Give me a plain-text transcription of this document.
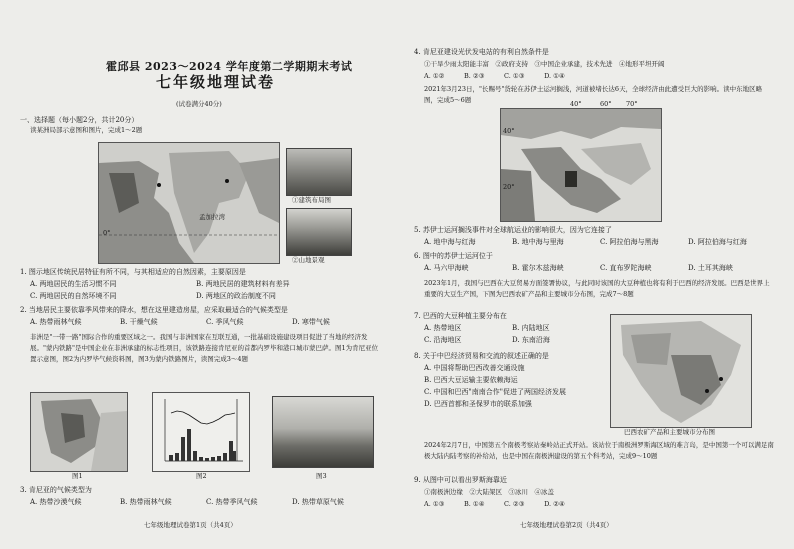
霍邱县 2023～2024 学年度第二学期期末考试
七年级地理试卷
(试卷满分40分)
一、选择题（每小题2分，共计20分）
读某洲局部示意图和图片，完成1～2题
0°
孟加拉湾
①建筑布局图
②山地景观
1. 图示地区传统民居特征有所不同，与其相适应的自然因素，主要原因是
A. 两地居民的生活习惯不同	B. 两地民居的建筑材料有差异
C. 两地居民的自然环境不同	D. 两地区的政治制度不同
2. 当地居民主要依靠季风带来的降水，想在这里建造房屋，应采取最适合的气候类型是
A. 热带雨林气候	B. 干燥气候	C. 季风气候	D. 寒带气候
非洲是"一带一路"国际合作的重要区域之一。我国与非洲国家在互联互通，一批基础设施建设项目促进了当地的经济发展。"蒙内铁路"是中国企业在非洲承建的标志性项目，该铁路连接肯尼亚的首都内罗毕和港口城市蒙巴萨。图1为肯尼亚位置示意图，图2为内罗毕气候资料图，图3为蒙内铁路图片，读图完成3～4题
图1	图2	图3
3. 肯尼亚的气候类型为
A. 热带沙漠气候	B. 热带雨林气候	C. 热带季风气候	D. 热带草原气候
七年级地理试卷第1页（共4页）
4. 肯尼亚建设光伏发电站的有利自然条件是
①干旱少雨太阳能丰富　②政府支持　③中国企业承建，技术先进　④地形平坦开阔
A. ①②　　　B. ②③　　　C. ①③　　　D. ①④
2021年3月23日，"长赐号"货轮在苏伊士运河搁浅，河道被堵长达6天，全球经济由此遭受巨大的影响。读中东地区略图，完成5～6题
40°
20°
40°	60° 70°
5. 苏伊士运河搁浅事件对全球航运业的影响很大，因为它连接了
A. 地中海与红海	B. 地中海与里海	C. 阿拉伯海与黑海	D. 阿拉伯海与红海
6. 图中的苏伊士运河位于
A. 马六甲海峡	B. 霍尔木兹海峡	C. 直布罗陀海峡	D. 土耳其海峡
2023年1月，我国与巴西在大豆贸易方面签署协议，与此同时该国的大豆种植也将有利于巴西的经济发展。巴西是世界上重要的大豆生产国，下图为巴西农矿产品和主要城市分布图，完成7～8题
7. 巴西的大豆种植主要分布在
A. 热带地区	B. 内陆地区
C. 沿海地区	D. 东南沿海
8. 关于中巴经济贸易和交流的叙述正确的是
A. 中国将帮助巴西改善交通设施
B. 巴西大豆运输主要依赖海运
C. 中国和巴西"南南合作"促进了两国经济发展
D. 巴西首都和圣保罗市的联系加强
巴西农矿产品和主要城市分布图
2024年2月7日，中国第五个南极考察站秦岭站正式开站。该站位于南极洲罗斯海区域的难言岛，是中国第一个可以满足南极大陆内陆考察的补给站，也是中国在南极洲建设的第五个科考站，完成9～10题
9. 从图中可以看出罗斯海靠近
①南极洲边缘　②大陆架区　③冰川　④冰盖
A. ①③　　　B. ①④　　　C. ②③　　　D. ②④
七年级地理试卷第2页（共4页）
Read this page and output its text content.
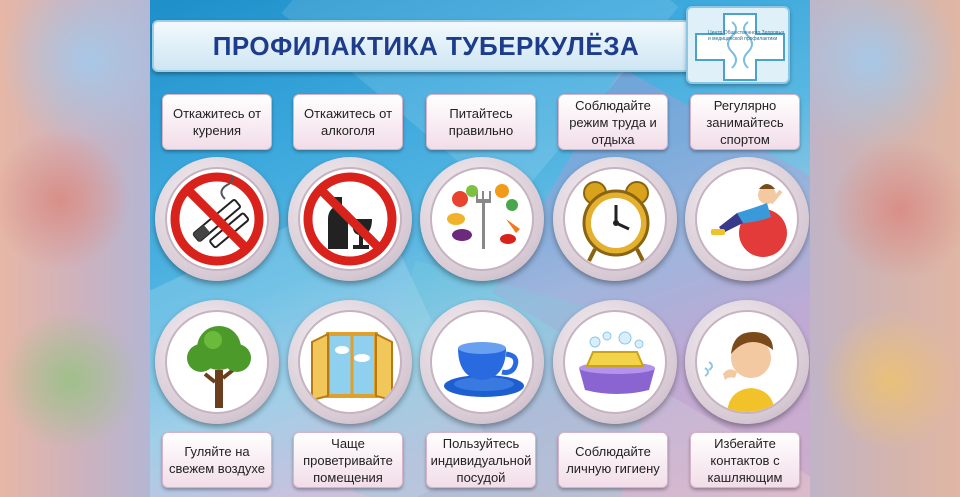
ПРОФИЛАКТИКА ТУБЕРКУЛЁЗА	Центр Общественного Здоровья и медицинской профилактики
Откажитесь от курения
Откажитесь от алкоголя
Питайтесь правильно
Соблюдайте режим труда и отдыха
Регулярно занимайтесь спортом
Гуляйте на свежем воздухе
Чаще проветривайте помещения
Пользуйтесь индивидуальной посудой
Соблюдайте личную гигиену
Избегайте контактов с кашляющим
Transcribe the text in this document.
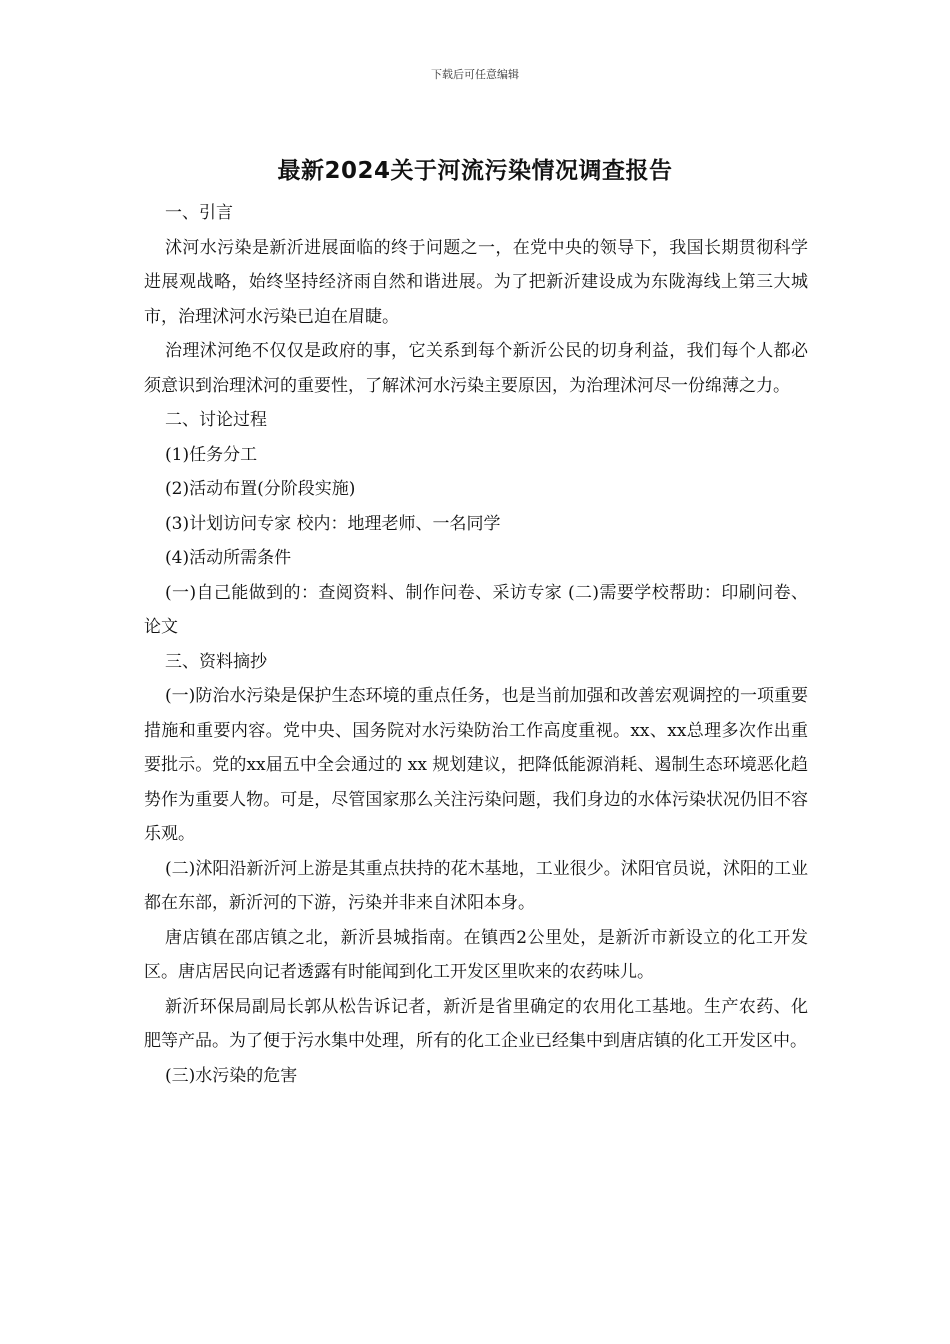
下载后可任意编辑
最新2024关于河流污染情况调查报告

一、引言

沭河水污染是新沂进展面临的终于问题之一，在党中央的领导下，我国长期贯彻科学进展观战略，始终坚持经济雨自然和谐进展。为了把新沂建设成为东陇海线上第三大城市，治理沭河水污染已迫在眉睫。

治理沭河绝不仅仅是政府的事，它关系到每个新沂公民的切身利益，我们每个人都必须意识到治理沭河的重要性，了解沭河水污染主要原因，为治理沭河尽一份绵薄之力。

二、讨论过程

(1)任务分工

(2)活动布置(分阶段实施)

(3)计划访问专家 校内：地理老师、一名同学

(4)活动所需条件

(一)自己能做到的：查阅资料、制作问卷、采访专家 (二)需要学校帮助：印刷问卷、论文

三、资料摘抄

(一)防治水污染是保护生态环境的重点任务，也是当前加强和改善宏观调控的一项重要措施和重要内容。党中央、国务院对水污染防治工作高度重视。xx、xx总理多次作出重要批示。党的xx届五中全会通过的 xx 规划建议，把降低能源消耗、遏制生态环境恶化趋势作为重要人物。可是，尽管国家那么关注污染问题，我们身边的水体污染状况仍旧不容乐观。

(二)沭阳沿新沂河上游是其重点扶持的花木基地，工业很少。沭阳官员说，沭阳的工业都在东部，新沂河的下游，污染并非来自沭阳本身。

唐店镇在邵店镇之北，新沂县城指南。在镇西2公里处，是新沂市新设立的化工开发区。唐店居民向记者透露有时能闻到化工开发区里吹来的农药味儿。

新沂环保局副局长郭从松告诉记者，新沂是省里确定的农用化工基地。生产农药、化肥等产品。为了便于污水集中处理，所有的化工企业已经集中到唐店镇的化工开发区中。

(三)水污染的危害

********

WORK TO BE COMPLETED: Collect each line containing the string "Соблюдайте".

COMPLETE RESPONSE:
Соблюдайте режим труда и отдыха
Соблюдайте личную гигиену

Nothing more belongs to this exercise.